Dataset rows:
>>

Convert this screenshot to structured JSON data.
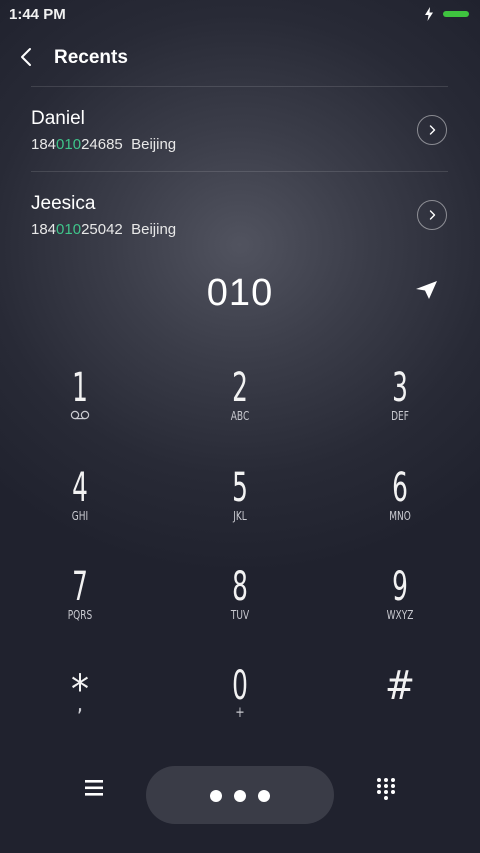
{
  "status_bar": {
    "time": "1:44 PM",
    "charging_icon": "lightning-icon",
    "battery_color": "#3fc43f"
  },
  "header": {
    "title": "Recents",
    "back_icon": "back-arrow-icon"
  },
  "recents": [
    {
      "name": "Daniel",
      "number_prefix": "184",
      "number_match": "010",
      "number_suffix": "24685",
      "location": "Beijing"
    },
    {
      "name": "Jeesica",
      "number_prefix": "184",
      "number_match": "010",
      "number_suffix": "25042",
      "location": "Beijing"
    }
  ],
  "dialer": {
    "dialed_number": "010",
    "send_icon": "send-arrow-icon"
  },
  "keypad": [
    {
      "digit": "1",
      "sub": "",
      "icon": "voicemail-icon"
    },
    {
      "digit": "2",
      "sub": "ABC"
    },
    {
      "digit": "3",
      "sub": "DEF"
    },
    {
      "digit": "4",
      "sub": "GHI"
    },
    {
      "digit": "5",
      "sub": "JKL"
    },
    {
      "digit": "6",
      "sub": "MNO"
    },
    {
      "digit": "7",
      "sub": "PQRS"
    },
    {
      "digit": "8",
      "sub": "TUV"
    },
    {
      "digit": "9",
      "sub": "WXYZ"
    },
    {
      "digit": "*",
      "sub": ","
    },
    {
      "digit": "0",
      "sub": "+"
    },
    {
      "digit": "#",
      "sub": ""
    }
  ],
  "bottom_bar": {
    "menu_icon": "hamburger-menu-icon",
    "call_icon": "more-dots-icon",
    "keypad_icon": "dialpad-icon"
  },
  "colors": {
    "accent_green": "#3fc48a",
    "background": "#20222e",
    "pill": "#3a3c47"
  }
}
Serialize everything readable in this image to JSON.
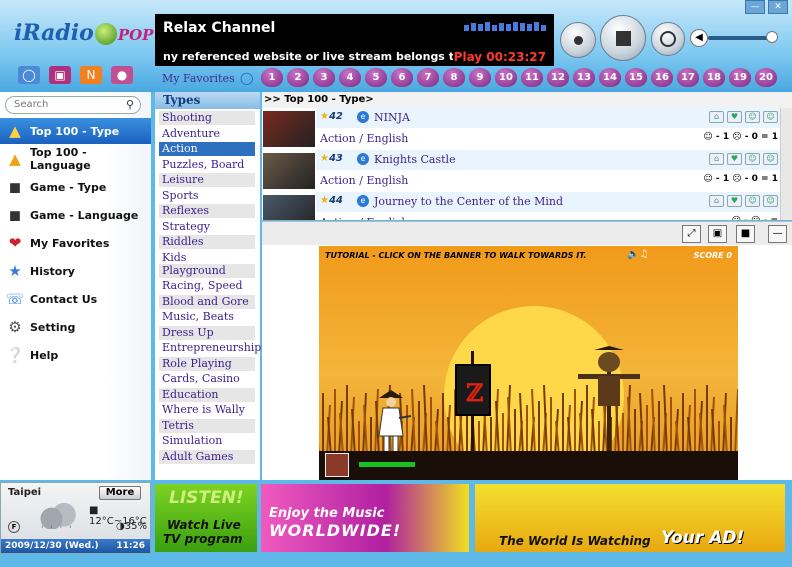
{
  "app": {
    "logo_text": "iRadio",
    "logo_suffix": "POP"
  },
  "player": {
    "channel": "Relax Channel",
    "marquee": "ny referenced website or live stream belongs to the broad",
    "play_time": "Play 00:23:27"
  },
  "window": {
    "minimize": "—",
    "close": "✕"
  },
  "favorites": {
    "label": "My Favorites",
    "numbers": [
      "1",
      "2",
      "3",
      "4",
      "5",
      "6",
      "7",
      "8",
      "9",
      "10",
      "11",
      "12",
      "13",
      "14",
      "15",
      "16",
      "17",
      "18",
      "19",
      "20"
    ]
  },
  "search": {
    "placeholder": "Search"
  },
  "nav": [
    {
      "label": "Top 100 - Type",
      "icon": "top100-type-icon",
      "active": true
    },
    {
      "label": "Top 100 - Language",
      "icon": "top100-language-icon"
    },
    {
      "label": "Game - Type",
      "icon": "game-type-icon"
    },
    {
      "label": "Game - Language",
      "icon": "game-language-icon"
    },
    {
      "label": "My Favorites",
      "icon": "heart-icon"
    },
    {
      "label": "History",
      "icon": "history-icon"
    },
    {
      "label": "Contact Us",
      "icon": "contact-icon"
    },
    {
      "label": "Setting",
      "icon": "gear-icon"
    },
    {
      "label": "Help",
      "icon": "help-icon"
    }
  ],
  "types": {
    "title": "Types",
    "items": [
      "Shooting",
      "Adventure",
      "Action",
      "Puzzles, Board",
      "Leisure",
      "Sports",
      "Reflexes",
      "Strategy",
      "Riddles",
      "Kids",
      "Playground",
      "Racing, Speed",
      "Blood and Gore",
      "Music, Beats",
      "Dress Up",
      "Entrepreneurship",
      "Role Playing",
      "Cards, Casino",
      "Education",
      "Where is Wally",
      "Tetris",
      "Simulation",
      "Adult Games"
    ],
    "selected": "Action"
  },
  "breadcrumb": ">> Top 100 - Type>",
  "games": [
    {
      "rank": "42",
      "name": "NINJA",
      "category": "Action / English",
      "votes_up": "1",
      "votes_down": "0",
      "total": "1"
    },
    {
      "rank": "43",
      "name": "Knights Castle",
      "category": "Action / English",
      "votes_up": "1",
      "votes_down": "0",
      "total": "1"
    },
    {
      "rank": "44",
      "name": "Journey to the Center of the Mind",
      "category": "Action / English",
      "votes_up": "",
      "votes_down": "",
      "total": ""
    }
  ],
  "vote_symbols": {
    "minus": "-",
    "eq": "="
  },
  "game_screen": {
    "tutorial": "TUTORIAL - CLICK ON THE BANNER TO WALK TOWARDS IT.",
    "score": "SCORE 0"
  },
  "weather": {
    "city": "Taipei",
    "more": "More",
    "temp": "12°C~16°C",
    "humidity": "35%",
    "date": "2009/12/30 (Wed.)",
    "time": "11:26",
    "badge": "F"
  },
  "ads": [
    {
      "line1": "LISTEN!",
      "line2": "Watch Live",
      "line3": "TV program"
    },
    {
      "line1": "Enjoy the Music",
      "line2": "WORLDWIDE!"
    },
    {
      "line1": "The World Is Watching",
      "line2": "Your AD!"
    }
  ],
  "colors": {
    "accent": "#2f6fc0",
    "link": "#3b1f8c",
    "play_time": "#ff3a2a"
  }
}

<<

**Stated exercise**
Lines holding the word "arrow" in the entries above are the ones to pull out. Copy them all.

**Output**
    "back_icon": "back-arrow-icon"
    "send_icon": "send-arrow-icon"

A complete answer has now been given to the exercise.